- **Work instructions**: Copy every line that contains the string "GJEKA" from the entries below.

- **Recorded data**:
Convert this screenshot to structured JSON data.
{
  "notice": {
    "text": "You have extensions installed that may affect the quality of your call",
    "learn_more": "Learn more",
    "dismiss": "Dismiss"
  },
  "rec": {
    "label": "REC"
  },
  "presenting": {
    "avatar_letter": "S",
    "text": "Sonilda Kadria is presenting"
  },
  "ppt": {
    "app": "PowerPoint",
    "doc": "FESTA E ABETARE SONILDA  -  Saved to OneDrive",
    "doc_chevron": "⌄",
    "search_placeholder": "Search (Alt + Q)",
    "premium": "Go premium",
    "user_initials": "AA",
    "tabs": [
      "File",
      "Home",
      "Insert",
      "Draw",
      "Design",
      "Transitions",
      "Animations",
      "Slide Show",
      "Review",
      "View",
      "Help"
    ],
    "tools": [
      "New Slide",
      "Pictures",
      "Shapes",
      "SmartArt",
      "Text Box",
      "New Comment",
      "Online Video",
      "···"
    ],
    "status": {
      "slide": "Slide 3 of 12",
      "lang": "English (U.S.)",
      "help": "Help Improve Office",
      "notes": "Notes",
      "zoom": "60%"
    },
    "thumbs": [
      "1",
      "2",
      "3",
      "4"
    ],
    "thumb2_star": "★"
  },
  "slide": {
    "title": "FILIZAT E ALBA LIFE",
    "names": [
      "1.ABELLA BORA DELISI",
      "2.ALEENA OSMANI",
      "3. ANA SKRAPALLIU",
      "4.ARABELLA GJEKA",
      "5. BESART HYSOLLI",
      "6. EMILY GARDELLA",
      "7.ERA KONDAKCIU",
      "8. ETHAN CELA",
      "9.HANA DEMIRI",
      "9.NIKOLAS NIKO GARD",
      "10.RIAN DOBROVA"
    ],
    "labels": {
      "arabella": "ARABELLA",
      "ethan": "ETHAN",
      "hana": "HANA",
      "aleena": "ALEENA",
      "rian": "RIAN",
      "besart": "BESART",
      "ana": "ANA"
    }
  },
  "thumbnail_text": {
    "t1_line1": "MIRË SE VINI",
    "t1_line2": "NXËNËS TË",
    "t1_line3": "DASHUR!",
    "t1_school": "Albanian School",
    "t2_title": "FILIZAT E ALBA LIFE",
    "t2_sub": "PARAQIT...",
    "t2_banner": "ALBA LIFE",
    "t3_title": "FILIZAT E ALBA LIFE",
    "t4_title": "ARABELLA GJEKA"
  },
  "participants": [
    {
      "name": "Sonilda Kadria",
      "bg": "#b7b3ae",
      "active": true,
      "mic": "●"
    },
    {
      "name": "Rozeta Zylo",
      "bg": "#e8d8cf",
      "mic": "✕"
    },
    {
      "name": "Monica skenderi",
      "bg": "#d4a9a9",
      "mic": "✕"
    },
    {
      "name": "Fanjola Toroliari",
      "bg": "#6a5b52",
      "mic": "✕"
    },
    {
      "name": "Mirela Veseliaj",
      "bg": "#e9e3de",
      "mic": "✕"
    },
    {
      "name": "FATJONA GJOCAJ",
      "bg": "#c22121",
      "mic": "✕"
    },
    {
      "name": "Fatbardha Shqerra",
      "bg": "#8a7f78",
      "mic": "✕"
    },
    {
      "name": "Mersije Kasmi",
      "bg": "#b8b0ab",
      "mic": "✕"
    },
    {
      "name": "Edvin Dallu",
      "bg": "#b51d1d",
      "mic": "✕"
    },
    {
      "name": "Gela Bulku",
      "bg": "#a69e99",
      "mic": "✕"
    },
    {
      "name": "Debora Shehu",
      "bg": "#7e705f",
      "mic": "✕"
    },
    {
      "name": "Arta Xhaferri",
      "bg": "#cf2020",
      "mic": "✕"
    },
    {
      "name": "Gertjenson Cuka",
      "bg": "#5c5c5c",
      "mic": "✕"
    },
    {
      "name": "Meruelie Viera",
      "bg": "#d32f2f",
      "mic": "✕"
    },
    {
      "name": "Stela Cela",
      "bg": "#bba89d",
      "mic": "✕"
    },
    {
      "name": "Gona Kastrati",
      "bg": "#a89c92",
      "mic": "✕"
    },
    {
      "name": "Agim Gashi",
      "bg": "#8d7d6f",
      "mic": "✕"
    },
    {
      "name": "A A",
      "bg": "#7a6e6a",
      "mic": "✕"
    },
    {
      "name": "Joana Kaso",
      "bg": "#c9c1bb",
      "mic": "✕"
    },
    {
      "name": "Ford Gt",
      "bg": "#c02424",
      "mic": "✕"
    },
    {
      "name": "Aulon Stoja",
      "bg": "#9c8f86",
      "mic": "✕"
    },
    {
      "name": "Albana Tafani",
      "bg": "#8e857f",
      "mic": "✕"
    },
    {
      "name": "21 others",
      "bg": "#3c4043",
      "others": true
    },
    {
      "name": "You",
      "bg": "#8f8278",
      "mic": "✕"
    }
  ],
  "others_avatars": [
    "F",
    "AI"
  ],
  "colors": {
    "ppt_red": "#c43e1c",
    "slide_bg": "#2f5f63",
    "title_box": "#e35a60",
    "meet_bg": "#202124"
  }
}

- **Correct output**:
      "4.ARABELLA GJEKA",
    "t4_title": "ARABELLA GJEKA"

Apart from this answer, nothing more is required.